* _WORK REQUIRED_: Each entry below is to be given again word for word, with no pictures.

* _INFORMATION PROVIDED_:
## START
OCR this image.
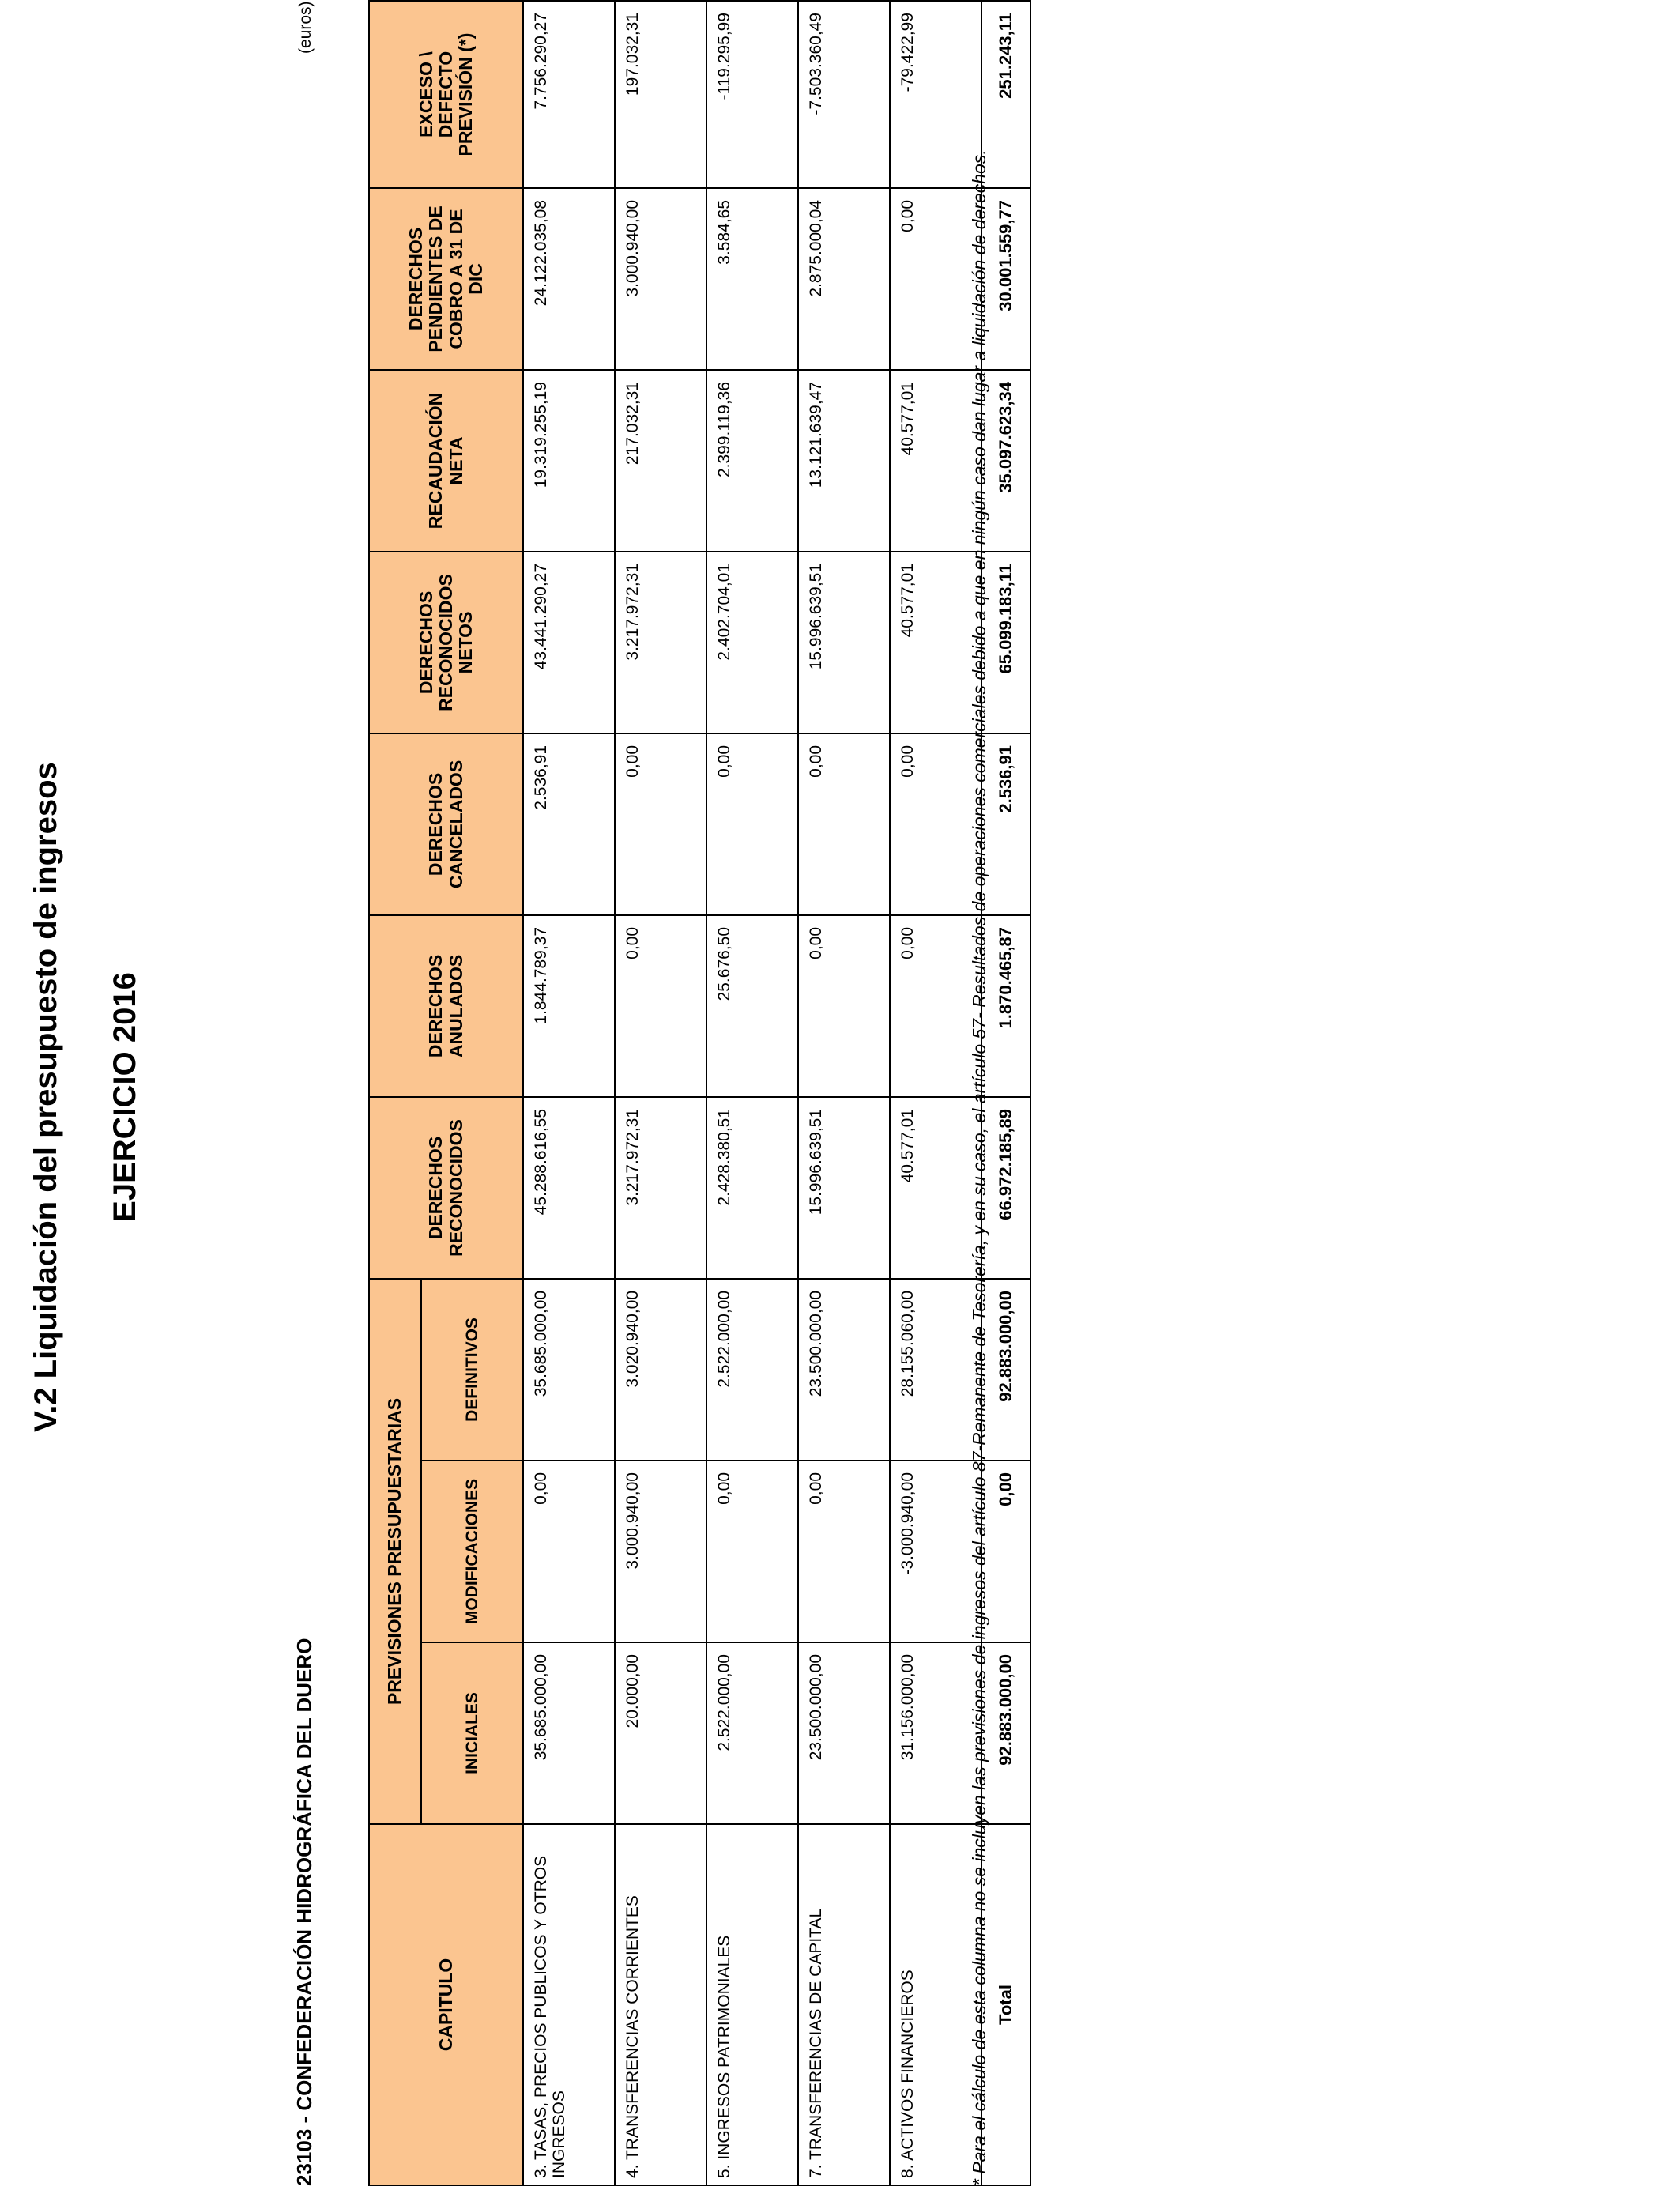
V.2 Liquidación del presupuesto de ingresos EJERCICIO 2016
23103 - CONFEDERACIÓN HIDROGRÁFICA DEL DUERO
(euros)
CAPITULO	PREVISIONES PRESUPUESTARIAS			DERECHOS RECONOCIDOS	DERECHOS ANULADOS	DERECHOS CANCELADOS	DERECHOS RECONOCIDOS NETOS	RECAUDACIÓN NETA	DERECHOS PENDIENTES DE COBRO A 31 DE DIC	EXCESO \ DEFECTO PREVISIÓN (*)
	INICIALES	MODIFICACIONES	DEFINITIVOS							
3. TASAS, PRECIOS PUBLICOS Y OTROS INGRESOS	35.685.000,00	0,00	35.685.000,00	45.288.616,55	1.844.789,37	2.536,91	43.441.290,27	19.319.255,19	24.122.035,08	7.756.290,27
4. TRANSFERENCIAS CORRIENTES	20.000,00	3.000.940,00	3.020.940,00	3.217.972,31	0,00	0,00	3.217.972,31	217.032,31	3.000.940,00	197.032,31
5. INGRESOS PATRIMONIALES	2.522.000,00	0,00	2.522.000,00	2.428.380,51	25.676,50	0,00	2.402.704,01	2.399.119,36	3.584,65	-119.295,99
7. TRANSFERENCIAS DE CAPITAL	23.500.000,00	0,00	23.500.000,00	15.996.639,51	0,00	0,00	15.996.639,51	13.121.639,47	2.875.000,04	-7.503.360,49
8. ACTIVOS FINANCIEROS	31.156.000,00	-3.000.940,00	28.155.060,00	40.577,01	0,00	0,00	40.577,01	40.577,01	0,00	-79.422,99
Total	92.883.000,00	0,00	92.883.000,00	66.972.185,89	1.870.465,87	2.536,91	65.099.183,11	35.097.623,34	30.001.559,77	251.243,11
* Para el cálculo de esta columna no se incluyen las previsiones de ingresos del artículo 87-Remanente de Tesorería, y en su caso, el artículo 57- Resultados de operaciones comerciales debido a que en ningún caso dan lugar a liquidación de derechos.
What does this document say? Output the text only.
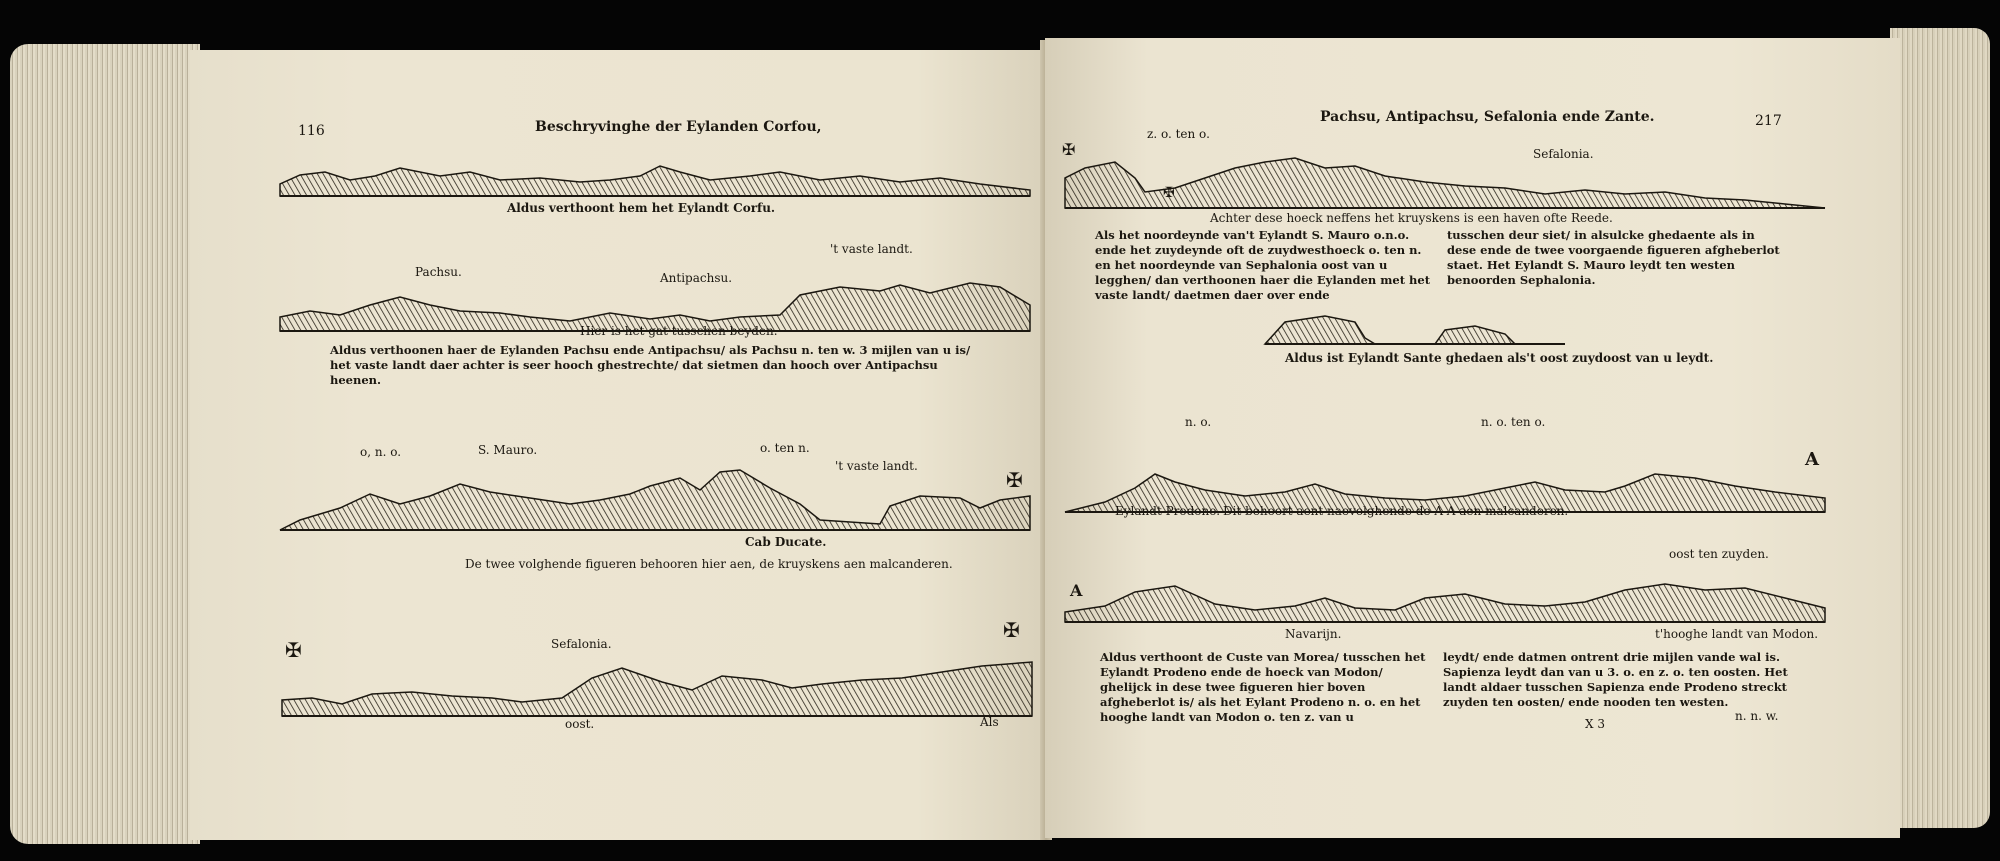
116	Beschryvinghe der Eylanden Corfou,
Aldus verthoont hem het Eylandt Corfu.
Pachsu.	Antipachsu.
't vaste landt.
Hier is het gat tusschen beyden.
Aldus verthoonen haer de Eylanden Pachsu ende Antipachsu/ als Pachsu n. ten w. 3 mijlen van u is/ het vaste landt daer achter is seer hooch ghestrechte/ dat sietmen dan hooch over Antipachsu heenen.
o, n. o.	S. Mauro.	o. ten n.
't vaste landt.
✠
Cab Ducate.
De twee volghende figueren behooren hier aen, de kruyskens aen malcanderen.
✠
✠
Sefalonia.
oost.	Als
Pachsu, Antipachsu, Sefalonia ende Zante.	217
z. o. ten o.
Sefalonia.
✠
✠
Achter dese hoeck neffens het kruyskens is een haven ofte Reede.
Als het noordeynde van't Eylandt S. Mauro o.n.o. ende het zuydeynde oft de zuydwesthoeck o. ten n. en het noordeynde van Sephalonia oost van u legghen/ dan verthoonen haer die Eylanden met het vaste landt/ daetmen daer over ende
tusschen deur siet/ in alsulcke ghedaente als in dese ende de twee voorgaende figueren afgheberlot staet. Het Eylandt S. Mauro leydt ten westen benoorden Sephalonia.
Aldus ist Eylandt Sante ghedaen als't oost zuydoost van u leydt.
n. o.	n. o. ten o.
A
Eylandt Prodono. Dit behoort aent naevolghende de A A aen malcanderen.
oost ten zuyden.
A
Navarijn.	t'hooghe landt van Modon.
Aldus verthoont de Custe van Morea/ tusschen het Eylandt Prodeno ende de hoeck van Modon/ ghelijck in dese twee figueren hier boven afgheberlot is/ als het Eylant Prodeno n. o. en het hooghe landt van Modon o. ten z. van u
leydt/ ende datmen ontrent drie mijlen vande wal is. Sapienza leydt dan van u 3. o. en z. o. ten oosten. Het landt aldaer tusschen Sapienza ende Prodeno streckt zuyden ten oosten/ ende nooden ten westen.
X 3
n. n. w.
## END
* _CORRECT RESPONSE_:
OCR this image.
V.2 Liquidación del presupuesto de ingresos EJERCICIO 2016
23103 - CONFEDERACIÓN HIDROGRÁFICA DEL DUERO
(euros)
CAPITULO	PREVISIONES PRESUPUESTARIAS			DERECHOS RECONOCIDOS	DERECHOS ANULADOS	DERECHOS CANCELADOS	DERECHOS RECONOCIDOS NETOS	RECAUDACIÓN NETA	DERECHOS PENDIENTES DE COBRO A 31 DE DIC	EXCESO \ DEFECTO PREVISIÓN (*)
	INICIALES	MODIFICACIONES	DEFINITIVOS							
3. TASAS, PRECIOS PUBLICOS Y OTROS INGRESOS	35.685.000,00	0,00	35.685.000,00	45.288.616,55	1.844.789,37	2.536,91	43.441.290,27	19.319.255,19	24.122.035,08	7.756.290,27
4. TRANSFERENCIAS CORRIENTES	20.000,00	3.000.940,00	3.020.940,00	3.217.972,31	0,00	0,00	3.217.972,31	217.032,31	3.000.940,00	197.032,31
5. INGRESOS PATRIMONIALES	2.522.000,00	0,00	2.522.000,00	2.428.380,51	25.676,50	0,00	2.402.704,01	2.399.119,36	3.584,65	-119.295,99
7. TRANSFERENCIAS DE CAPITAL	23.500.000,00	0,00	23.500.000,00	15.996.639,51	0,00	0,00	15.996.639,51	13.121.639,47	2.875.000,04	-7.503.360,49
8. ACTIVOS FINANCIEROS	31.156.000,00	-3.000.940,00	28.155.060,00	40.577,01	0,00	0,00	40.577,01	40.577,01	0,00	-79.422,99
Total	92.883.000,00	0,00	92.883.000,00	66.972.185,89	1.870.465,87	2.536,91	65.099.183,11	35.097.623,34	30.001.559,77	251.243,11
* Para el cálculo de esta columna no se incluyen las previsiones de ingresos del artículo 87-Remanente de Tesorería, y en su caso, el artículo 57- Resultados de operaciones comerciales debido a que en ningún caso dan lugar a liquidación de derechos.
What does this document say? Output the text only.
116	Beschryvinghe der Eylanden Corfou,
Aldus verthoont hem het Eylandt Corfu.
Pachsu.	Antipachsu.
't vaste landt.
Hier is het gat tusschen beyden.
Aldus verthoonen haer de Eylanden Pachsu ende Antipachsu/ als Pachsu n. ten w. 3 mijlen van u is/ het vaste landt daer achter is seer hooch ghestrechte/ dat sietmen dan hooch over Antipachsu heenen.
o, n. o.	S. Mauro.	o. ten n.
't vaste landt.
✠
Cab Ducate.
De twee volghende figueren behooren hier aen, de kruyskens aen malcanderen.
✠
✠
Sefalonia.
oost.	Als
Pachsu, Antipachsu, Sefalonia ende Zante.	217
z. o. ten o.
Sefalonia.
✠
✠
Achter dese hoeck neffens het kruyskens is een haven ofte Reede.
Als het noordeynde van't Eylandt S. Mauro o.n.o. ende het zuydeynde oft de zuydwesthoeck o. ten n. en het noordeynde van Sephalonia oost van u legghen/ dan verthoonen haer die Eylanden met het vaste landt/ daetmen daer over ende
tusschen deur siet/ in alsulcke ghedaente als in dese ende de twee voorgaende figueren afgheberlot staet. Het Eylandt S. Mauro leydt ten westen benoorden Sephalonia.
Aldus ist Eylandt Sante ghedaen als't oost zuydoost van u leydt.
n. o.	n. o. ten o.
A
Eylandt Prodono. Dit behoort aent naevolghende de A A aen malcanderen.
oost ten zuyden.
A
Navarijn.	t'hooghe landt van Modon.
Aldus verthoont de Custe van Morea/ tusschen het Eylandt Prodeno ende de hoeck van Modon/ ghelijck in dese twee figueren hier boven afgheberlot is/ als het Eylant Prodeno n. o. en het hooghe landt van Modon o. ten z. van u
leydt/ ende datmen ontrent drie mijlen vande wal is. Sapienza leydt dan van u 3. o. en z. o. ten oosten. Het landt aldaer tusschen Sapienza ende Prodeno streckt zuyden ten oosten/ ende nooden ten westen.
X 3
n. n. w.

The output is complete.